To be done —
Read the lines that follow and pick out every one containing the word "true".
* Begin *
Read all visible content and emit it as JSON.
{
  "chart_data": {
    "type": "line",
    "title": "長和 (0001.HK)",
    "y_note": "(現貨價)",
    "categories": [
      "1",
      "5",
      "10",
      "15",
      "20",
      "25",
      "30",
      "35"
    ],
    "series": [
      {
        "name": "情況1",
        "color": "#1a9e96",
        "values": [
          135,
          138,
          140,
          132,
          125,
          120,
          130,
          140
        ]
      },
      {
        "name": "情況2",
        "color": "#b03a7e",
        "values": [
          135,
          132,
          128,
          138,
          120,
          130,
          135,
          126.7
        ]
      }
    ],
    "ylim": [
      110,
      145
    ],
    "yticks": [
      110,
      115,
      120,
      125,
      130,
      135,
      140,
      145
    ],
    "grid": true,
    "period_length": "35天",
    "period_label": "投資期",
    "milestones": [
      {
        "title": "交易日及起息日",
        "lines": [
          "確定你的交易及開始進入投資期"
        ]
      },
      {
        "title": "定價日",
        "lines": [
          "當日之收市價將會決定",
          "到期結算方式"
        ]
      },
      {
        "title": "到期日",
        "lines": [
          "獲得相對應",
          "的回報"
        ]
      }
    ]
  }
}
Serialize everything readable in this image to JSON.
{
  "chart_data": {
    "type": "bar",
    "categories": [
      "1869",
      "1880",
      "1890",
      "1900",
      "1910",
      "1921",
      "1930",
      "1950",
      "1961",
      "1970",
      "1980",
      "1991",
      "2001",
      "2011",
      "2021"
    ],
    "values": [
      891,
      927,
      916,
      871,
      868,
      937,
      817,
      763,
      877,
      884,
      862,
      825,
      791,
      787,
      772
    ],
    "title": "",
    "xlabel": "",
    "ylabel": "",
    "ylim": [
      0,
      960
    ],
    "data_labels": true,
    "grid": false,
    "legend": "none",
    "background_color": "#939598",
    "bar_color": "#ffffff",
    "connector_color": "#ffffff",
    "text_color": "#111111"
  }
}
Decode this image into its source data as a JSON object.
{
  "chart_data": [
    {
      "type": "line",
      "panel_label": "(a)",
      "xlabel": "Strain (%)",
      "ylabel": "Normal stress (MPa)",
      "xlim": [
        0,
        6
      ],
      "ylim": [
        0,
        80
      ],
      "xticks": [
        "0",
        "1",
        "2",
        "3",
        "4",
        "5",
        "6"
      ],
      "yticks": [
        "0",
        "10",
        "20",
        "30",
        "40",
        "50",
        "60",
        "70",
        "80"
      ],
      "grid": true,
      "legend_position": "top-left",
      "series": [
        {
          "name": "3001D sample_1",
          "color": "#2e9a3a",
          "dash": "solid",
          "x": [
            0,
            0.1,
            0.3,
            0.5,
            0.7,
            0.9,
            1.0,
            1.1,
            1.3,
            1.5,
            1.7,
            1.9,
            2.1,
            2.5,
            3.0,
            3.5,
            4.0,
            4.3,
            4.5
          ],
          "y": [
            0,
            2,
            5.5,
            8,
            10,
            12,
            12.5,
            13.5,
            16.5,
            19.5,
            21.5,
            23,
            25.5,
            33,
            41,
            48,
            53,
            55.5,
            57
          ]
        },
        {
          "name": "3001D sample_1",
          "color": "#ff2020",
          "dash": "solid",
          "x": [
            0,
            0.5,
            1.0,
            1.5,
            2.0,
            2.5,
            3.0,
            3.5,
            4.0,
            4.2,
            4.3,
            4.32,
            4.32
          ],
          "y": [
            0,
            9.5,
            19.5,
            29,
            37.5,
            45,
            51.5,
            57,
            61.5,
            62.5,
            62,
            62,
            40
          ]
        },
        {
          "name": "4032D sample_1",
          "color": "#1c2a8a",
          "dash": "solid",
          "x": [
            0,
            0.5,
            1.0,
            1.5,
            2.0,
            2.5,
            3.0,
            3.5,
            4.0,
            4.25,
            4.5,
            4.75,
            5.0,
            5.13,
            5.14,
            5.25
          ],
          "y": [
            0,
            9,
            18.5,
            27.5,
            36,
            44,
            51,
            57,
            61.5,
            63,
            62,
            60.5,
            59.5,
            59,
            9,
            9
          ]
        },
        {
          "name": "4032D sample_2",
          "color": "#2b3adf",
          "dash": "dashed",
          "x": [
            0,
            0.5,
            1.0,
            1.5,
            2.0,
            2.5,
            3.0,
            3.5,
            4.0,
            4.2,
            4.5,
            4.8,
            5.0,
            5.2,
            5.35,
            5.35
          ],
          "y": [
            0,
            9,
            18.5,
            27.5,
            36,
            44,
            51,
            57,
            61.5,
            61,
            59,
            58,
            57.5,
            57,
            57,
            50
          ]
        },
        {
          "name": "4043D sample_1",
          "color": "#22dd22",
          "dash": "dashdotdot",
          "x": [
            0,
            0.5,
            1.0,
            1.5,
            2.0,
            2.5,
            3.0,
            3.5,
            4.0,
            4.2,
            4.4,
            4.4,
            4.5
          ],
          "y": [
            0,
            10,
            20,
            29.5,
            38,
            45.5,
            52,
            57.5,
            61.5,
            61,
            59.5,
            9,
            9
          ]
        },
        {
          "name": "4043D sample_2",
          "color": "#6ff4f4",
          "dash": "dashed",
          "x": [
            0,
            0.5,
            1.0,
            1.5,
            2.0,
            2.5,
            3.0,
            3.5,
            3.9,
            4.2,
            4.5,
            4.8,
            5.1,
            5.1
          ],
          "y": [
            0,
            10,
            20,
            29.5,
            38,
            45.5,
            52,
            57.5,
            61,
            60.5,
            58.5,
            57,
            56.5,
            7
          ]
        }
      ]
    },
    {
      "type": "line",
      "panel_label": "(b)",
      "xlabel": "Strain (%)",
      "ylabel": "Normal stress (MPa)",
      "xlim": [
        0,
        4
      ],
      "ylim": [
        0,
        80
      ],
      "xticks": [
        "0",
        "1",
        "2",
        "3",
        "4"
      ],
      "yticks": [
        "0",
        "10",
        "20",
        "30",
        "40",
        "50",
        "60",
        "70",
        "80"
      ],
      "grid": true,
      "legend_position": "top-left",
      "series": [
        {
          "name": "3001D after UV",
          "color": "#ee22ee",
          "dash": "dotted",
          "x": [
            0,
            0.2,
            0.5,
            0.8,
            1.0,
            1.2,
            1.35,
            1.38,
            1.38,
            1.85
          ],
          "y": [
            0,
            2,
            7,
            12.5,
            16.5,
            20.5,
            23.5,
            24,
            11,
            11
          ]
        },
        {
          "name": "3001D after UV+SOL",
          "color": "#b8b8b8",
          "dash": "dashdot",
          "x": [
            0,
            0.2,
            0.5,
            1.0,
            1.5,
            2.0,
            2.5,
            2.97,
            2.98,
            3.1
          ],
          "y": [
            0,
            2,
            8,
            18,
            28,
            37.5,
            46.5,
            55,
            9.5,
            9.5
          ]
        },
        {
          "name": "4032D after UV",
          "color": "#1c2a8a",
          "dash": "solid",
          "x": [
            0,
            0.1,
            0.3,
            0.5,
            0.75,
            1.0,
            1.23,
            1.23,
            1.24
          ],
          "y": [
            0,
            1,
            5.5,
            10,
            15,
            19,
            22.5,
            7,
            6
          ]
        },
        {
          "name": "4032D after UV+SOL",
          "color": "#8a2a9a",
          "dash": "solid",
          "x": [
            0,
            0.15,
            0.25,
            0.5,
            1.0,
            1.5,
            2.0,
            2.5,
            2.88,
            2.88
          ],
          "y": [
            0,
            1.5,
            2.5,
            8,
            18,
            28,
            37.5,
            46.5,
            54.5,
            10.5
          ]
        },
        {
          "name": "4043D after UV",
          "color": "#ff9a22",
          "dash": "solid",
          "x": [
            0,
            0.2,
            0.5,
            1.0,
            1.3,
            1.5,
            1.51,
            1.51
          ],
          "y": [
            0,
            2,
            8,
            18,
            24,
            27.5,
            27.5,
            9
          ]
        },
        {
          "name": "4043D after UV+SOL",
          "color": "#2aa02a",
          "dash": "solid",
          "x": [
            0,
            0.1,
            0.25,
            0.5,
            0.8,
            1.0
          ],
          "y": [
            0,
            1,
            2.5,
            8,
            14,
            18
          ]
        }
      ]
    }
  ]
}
* End *
The result —
    "grid": true,
    "data_labels": true,
      "grid": true,
      "grid": true,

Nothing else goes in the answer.